[Stored data]
━━━━━━━━━━━━━━━━

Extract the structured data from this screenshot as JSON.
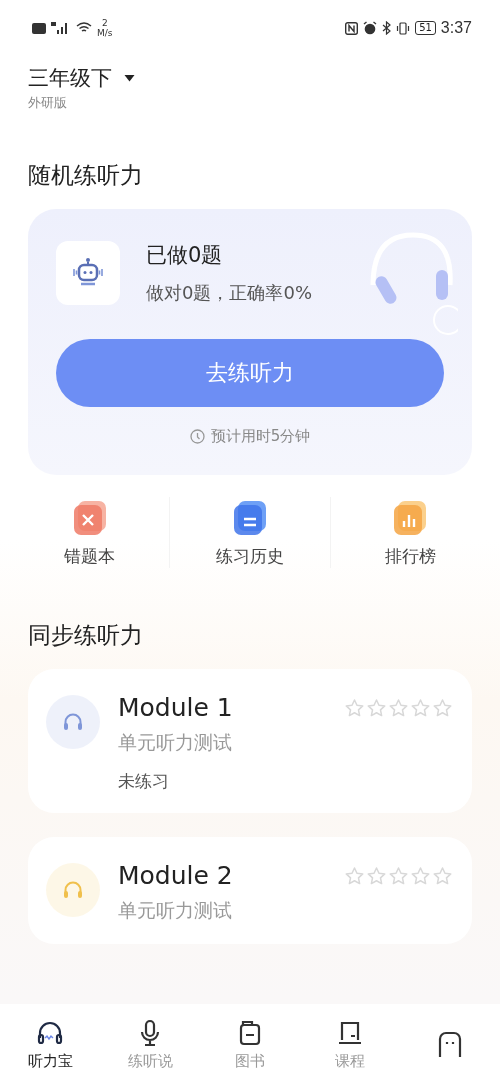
{
  "status_bar": {
    "network_speed_value": "2",
    "network_speed_unit": "M/s",
    "battery": "51",
    "time": "3:37"
  },
  "header": {
    "grade": "三年级下",
    "edition": "外研版"
  },
  "random_section": {
    "title": "随机练听力",
    "done": "已做0题",
    "accuracy": "做对0题，正确率0%",
    "button": "去练听力",
    "estimate": "预计用时5分钟"
  },
  "shortcuts": [
    {
      "kind": "wrong",
      "label": "错题本"
    },
    {
      "kind": "history",
      "label": "练习历史"
    },
    {
      "kind": "rank",
      "label": "排行榜"
    }
  ],
  "sync_section": {
    "title": "同步练听力",
    "modules": [
      {
        "title": "Module 1",
        "subtitle": "单元听力测试",
        "status": "未练习",
        "stars": 0,
        "color": "#7f96d8"
      },
      {
        "title": "Module 2",
        "subtitle": "单元听力测试",
        "stars": 0,
        "color": "#f0c04c"
      }
    ]
  },
  "tabs": [
    {
      "kind": "headphones",
      "label": "听力宝",
      "selected": true
    },
    {
      "kind": "mic",
      "label": "练听说",
      "selected": false
    },
    {
      "kind": "book",
      "label": "图书",
      "selected": false
    },
    {
      "kind": "course",
      "label": "课程",
      "selected": false
    },
    {
      "kind": "face",
      "selected": false
    }
  ]
}
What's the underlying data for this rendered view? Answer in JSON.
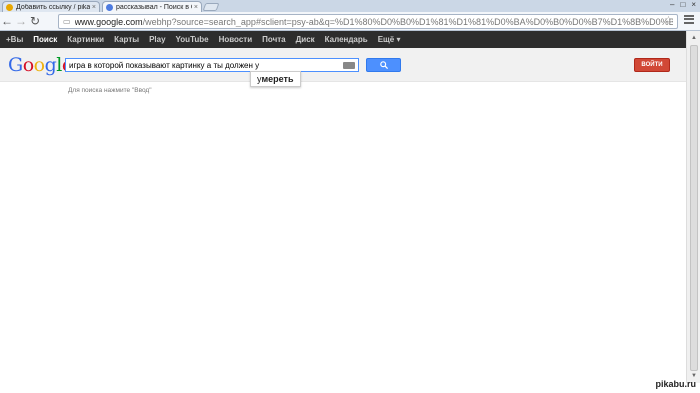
{
  "tabs": [
    {
      "title": "Добавить ссылку / pikabu",
      "favicon_color": "#e8a700",
      "active": false
    },
    {
      "title": "рассказывал - Поиск в Google",
      "favicon_color": "#4d7be0",
      "active": true
    }
  ],
  "toolbar": {
    "url_host": "www.google.com",
    "url_path": "/webhp?source=search_app#sclient=psy-ab&q=%D1%80%D0%B0%D1%81%D1%81%D0%BA%D0%B0%D0%B7%D1%8B%D0%B2%D0%B0%D0%BB+&oq=%"
  },
  "gbar": {
    "items": [
      "+Вы",
      "Поиск",
      "Картинки",
      "Карты",
      "Play",
      "YouTube",
      "Новости",
      "Почта",
      "Диск",
      "Календарь",
      "Ещё ▾"
    ],
    "selected": "Поиск"
  },
  "header": {
    "logo_letters": [
      {
        "ch": "G",
        "color": "#3369e8"
      },
      {
        "ch": "o",
        "color": "#d50f25"
      },
      {
        "ch": "o",
        "color": "#eeb211"
      },
      {
        "ch": "g",
        "color": "#3369e8"
      },
      {
        "ch": "l",
        "color": "#009925"
      },
      {
        "ch": "e",
        "color": "#d50f25"
      }
    ],
    "query": "игра в которой показывают картинку а ты должен у",
    "signin_label": "ВОЙТИ"
  },
  "suggestion": {
    "prefix": "у",
    "completion": "мереть"
  },
  "hint": "Для поиска нажмите \"Ввод\"",
  "watermark": "pikabu.ru"
}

━━━━━━━━━━━━━━━━

REQUEST =>
Take the listing and print it again exactly, but without any pictures.

THE OUTPUT =>
Extract the structured data from this screenshot as JSON.
{
  "status_bar": {
    "network_speed_value": "2",
    "network_speed_unit": "M/s",
    "battery": "51",
    "time": "3:37"
  },
  "header": {
    "grade": "三年级下",
    "edition": "外研版"
  },
  "random_section": {
    "title": "随机练听力",
    "done": "已做0题",
    "accuracy": "做对0题，正确率0%",
    "button": "去练听力",
    "estimate": "预计用时5分钟"
  },
  "shortcuts": [
    {
      "kind": "wrong",
      "label": "错题本"
    },
    {
      "kind": "history",
      "label": "练习历史"
    },
    {
      "kind": "rank",
      "label": "排行榜"
    }
  ],
  "sync_section": {
    "title": "同步练听力",
    "modules": [
      {
        "title": "Module 1",
        "subtitle": "单元听力测试",
        "status": "未练习",
        "stars": 0,
        "color": "#7f96d8"
      },
      {
        "title": "Module 2",
        "subtitle": "单元听力测试",
        "stars": 0,
        "color": "#f0c04c"
      }
    ]
  },
  "tabs": [
    {
      "kind": "headphones",
      "label": "听力宝",
      "selected": true
    },
    {
      "kind": "mic",
      "label": "练听说",
      "selected": false
    },
    {
      "kind": "book",
      "label": "图书",
      "selected": false
    },
    {
      "kind": "course",
      "label": "课程",
      "selected": false
    },
    {
      "kind": "face",
      "selected": false
    }
  ]
}
What's the underlying data for this rendered view? Answer in JSON.
{
  "tabs": [
    {
      "title": "Добавить ссылку / pikabu",
      "favicon_color": "#e8a700",
      "active": false
    },
    {
      "title": "рассказывал - Поиск в Google",
      "favicon_color": "#4d7be0",
      "active": true
    }
  ],
  "toolbar": {
    "url_host": "www.google.com",
    "url_path": "/webhp?source=search_app#sclient=psy-ab&q=%D1%80%D0%B0%D1%81%D1%81%D0%BA%D0%B0%D0%B7%D1%8B%D0%B2%D0%B0%D0%BB+&oq=%"
  },
  "gbar": {
    "items": [
      "+Вы",
      "Поиск",
      "Картинки",
      "Карты",
      "Play",
      "YouTube",
      "Новости",
      "Почта",
      "Диск",
      "Календарь",
      "Ещё ▾"
    ],
    "selected": "Поиск"
  },
  "header": {
    "logo_letters": [
      {
        "ch": "G",
        "color": "#3369e8"
      },
      {
        "ch": "o",
        "color": "#d50f25"
      },
      {
        "ch": "o",
        "color": "#eeb211"
      },
      {
        "ch": "g",
        "color": "#3369e8"
      },
      {
        "ch": "l",
        "color": "#009925"
      },
      {
        "ch": "e",
        "color": "#d50f25"
      }
    ],
    "query": "игра в которой показывают картинку а ты должен у",
    "signin_label": "ВОЙТИ"
  },
  "suggestion": {
    "prefix": "у",
    "completion": "мереть"
  },
  "hint": "Для поиска нажмите \"Ввод\"",
  "watermark": "pikabu.ru"
}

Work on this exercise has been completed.